╭──

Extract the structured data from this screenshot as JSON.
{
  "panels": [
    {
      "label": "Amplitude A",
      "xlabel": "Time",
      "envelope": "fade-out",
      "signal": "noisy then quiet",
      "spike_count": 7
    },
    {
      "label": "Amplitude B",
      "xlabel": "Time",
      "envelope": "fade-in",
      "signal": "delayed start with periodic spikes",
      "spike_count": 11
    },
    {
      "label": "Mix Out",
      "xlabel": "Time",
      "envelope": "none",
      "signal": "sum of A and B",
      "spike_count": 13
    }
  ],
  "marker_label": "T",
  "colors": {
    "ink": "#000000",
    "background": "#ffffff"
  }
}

╰──

> [TASK GOAL]
Repeat all of the records above exactly as written.

> [TASK RESULT]
Extract the structured data from this screenshot as JSON.
{
  "panels": [
    {
      "label": "Amplitude A",
      "xlabel": "Time",
      "envelope": "fade-out",
      "signal": "noisy then quiet",
      "spike_count": 7
    },
    {
      "label": "Amplitude B",
      "xlabel": "Time",
      "envelope": "fade-in",
      "signal": "delayed start with periodic spikes",
      "spike_count": 11
    },
    {
      "label": "Mix Out",
      "xlabel": "Time",
      "envelope": "none",
      "signal": "sum of A and B",
      "spike_count": 13
    }
  ],
  "marker_label": "T",
  "colors": {
    "ink": "#000000",
    "background": "#ffffff"
  }
}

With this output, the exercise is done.